TASK BRIEF: Copy each line of the records that holds the string "JSON".

Records from a dataset
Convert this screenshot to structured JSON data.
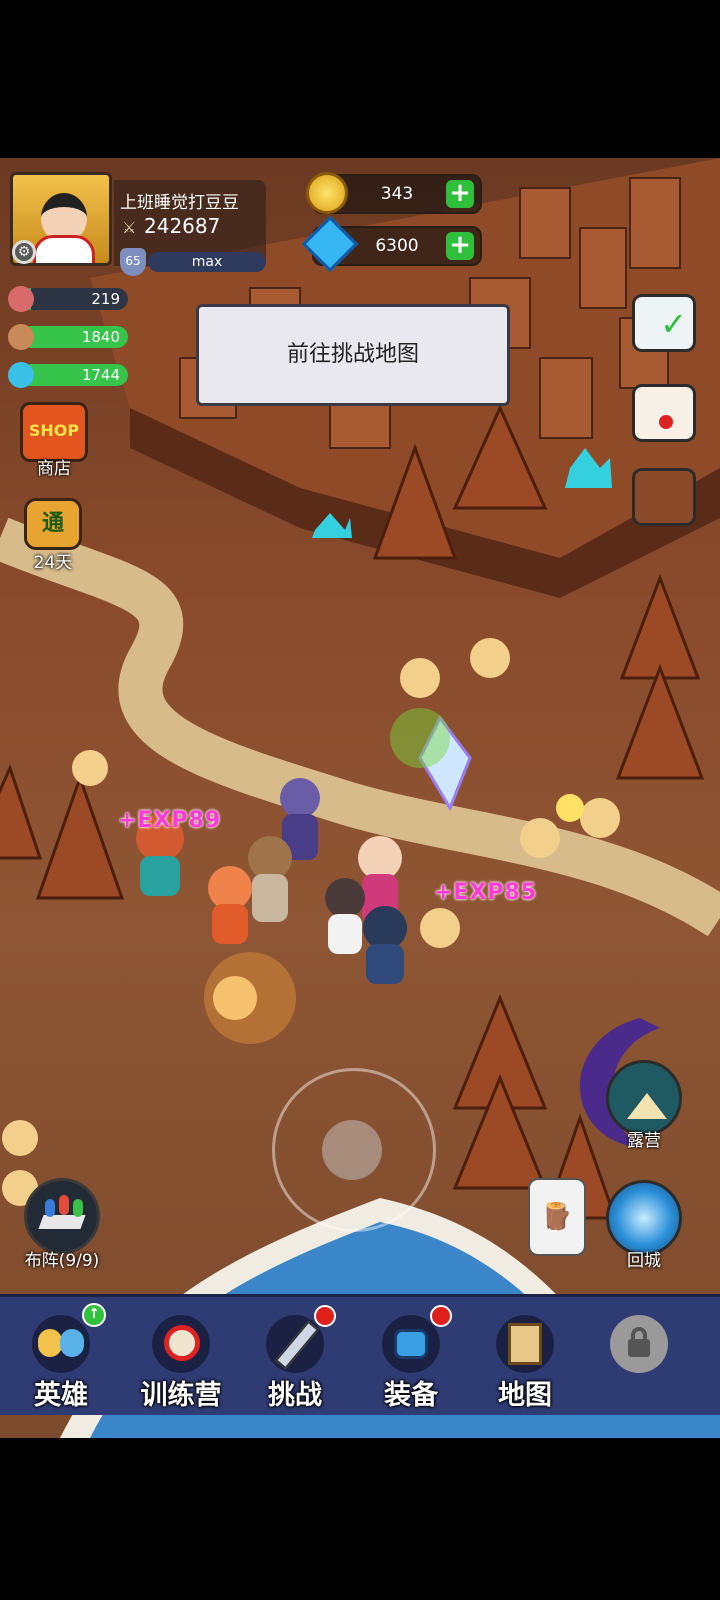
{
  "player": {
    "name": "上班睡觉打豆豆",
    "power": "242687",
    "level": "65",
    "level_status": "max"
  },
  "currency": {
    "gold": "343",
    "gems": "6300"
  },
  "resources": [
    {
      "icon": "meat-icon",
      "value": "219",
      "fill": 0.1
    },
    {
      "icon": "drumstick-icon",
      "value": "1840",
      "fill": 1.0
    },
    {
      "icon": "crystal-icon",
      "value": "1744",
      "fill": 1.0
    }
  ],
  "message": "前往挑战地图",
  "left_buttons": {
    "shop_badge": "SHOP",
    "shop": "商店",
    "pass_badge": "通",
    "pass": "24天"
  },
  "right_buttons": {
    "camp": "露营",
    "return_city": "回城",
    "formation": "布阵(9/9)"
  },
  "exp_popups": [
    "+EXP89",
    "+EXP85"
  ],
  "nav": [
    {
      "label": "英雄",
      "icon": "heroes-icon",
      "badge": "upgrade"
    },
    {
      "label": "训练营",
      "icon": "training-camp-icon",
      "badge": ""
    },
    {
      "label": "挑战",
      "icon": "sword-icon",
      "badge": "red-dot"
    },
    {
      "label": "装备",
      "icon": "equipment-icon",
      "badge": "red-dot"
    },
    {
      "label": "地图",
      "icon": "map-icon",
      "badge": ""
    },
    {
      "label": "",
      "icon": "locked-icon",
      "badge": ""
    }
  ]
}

---

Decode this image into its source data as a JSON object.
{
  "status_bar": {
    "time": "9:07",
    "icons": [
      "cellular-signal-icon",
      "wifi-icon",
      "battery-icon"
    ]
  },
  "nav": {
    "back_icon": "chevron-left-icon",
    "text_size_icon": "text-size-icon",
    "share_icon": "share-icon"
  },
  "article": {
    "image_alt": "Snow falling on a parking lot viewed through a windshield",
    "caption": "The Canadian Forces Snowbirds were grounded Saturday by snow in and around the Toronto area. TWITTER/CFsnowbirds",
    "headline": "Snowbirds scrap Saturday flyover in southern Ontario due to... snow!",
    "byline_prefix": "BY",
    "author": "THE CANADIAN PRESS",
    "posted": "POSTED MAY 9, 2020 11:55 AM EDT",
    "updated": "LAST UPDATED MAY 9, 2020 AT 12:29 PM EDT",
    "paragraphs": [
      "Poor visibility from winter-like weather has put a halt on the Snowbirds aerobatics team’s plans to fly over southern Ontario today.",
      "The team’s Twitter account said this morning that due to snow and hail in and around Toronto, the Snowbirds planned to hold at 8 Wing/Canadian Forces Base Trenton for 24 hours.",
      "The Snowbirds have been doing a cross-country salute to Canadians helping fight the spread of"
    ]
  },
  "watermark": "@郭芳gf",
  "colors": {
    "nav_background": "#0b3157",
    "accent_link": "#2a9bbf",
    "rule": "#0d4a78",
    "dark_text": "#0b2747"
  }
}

==

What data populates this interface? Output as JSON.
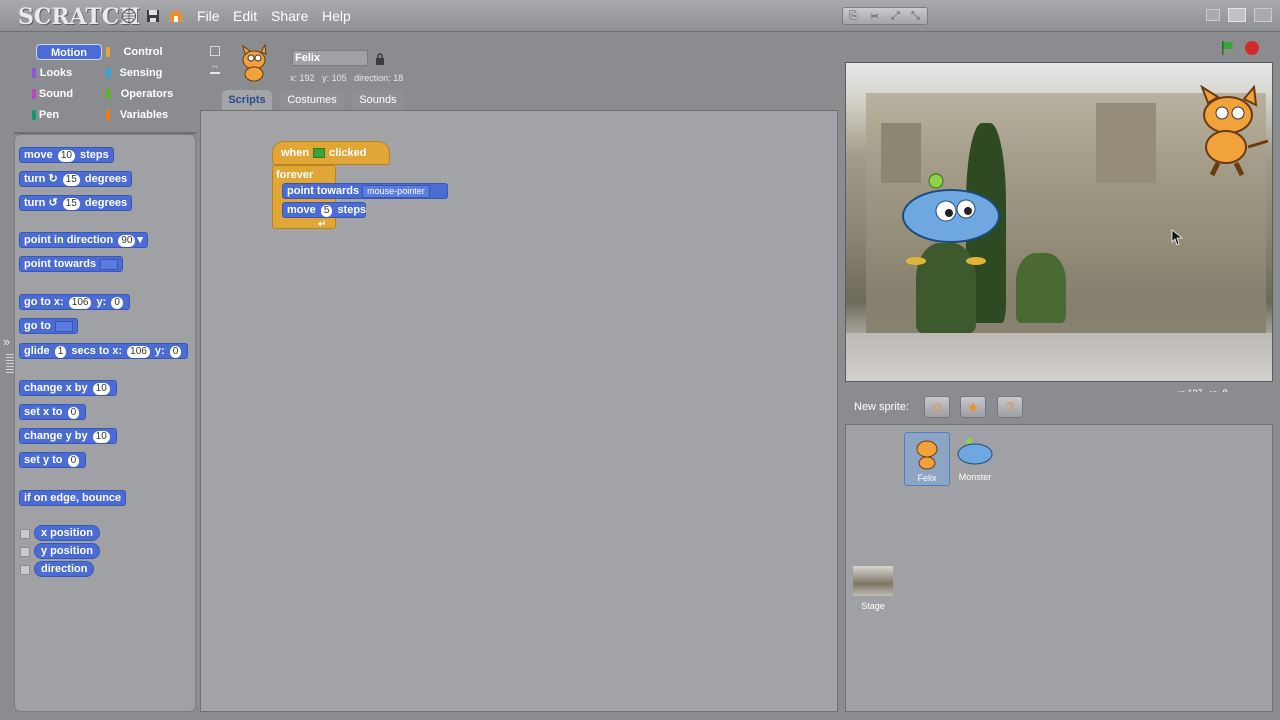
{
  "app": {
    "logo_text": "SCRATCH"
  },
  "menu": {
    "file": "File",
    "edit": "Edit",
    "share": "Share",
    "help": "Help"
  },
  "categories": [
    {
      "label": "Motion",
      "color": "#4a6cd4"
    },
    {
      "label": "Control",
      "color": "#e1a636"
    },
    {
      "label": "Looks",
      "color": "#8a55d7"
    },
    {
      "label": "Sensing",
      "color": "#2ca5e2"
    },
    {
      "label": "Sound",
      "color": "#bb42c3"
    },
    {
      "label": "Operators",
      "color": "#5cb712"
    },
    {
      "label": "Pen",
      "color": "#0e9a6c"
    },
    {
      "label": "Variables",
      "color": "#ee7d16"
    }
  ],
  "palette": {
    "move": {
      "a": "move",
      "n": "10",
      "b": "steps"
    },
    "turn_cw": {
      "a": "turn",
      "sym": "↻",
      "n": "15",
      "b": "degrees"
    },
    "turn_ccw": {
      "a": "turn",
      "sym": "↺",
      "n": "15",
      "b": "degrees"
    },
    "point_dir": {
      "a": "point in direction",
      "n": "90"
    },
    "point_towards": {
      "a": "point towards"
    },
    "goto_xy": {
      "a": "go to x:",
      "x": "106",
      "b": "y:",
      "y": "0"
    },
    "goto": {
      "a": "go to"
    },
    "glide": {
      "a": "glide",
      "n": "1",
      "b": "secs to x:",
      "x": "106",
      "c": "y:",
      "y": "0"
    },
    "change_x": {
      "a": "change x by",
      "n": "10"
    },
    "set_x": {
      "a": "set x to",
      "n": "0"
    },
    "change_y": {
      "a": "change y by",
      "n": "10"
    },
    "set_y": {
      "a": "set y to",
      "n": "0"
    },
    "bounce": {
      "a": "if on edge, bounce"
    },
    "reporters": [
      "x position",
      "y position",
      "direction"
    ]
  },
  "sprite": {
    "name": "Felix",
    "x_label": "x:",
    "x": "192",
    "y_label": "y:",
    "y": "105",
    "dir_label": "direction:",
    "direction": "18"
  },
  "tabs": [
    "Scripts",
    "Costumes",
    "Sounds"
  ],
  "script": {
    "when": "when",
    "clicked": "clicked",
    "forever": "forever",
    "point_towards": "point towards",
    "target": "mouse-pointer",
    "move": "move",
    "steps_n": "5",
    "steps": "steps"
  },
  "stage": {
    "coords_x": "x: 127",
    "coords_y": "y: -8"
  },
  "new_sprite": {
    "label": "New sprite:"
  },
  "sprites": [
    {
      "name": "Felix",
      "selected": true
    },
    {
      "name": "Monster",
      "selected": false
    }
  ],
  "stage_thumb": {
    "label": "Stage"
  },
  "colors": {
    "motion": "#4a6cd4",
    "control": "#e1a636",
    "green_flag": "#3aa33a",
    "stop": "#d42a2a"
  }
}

RESULT OF THE TASK:
Convert this screenshot to structured JSON data.
Decode this image into its source data as a JSON object.
What data populates this interface? Output as JSON.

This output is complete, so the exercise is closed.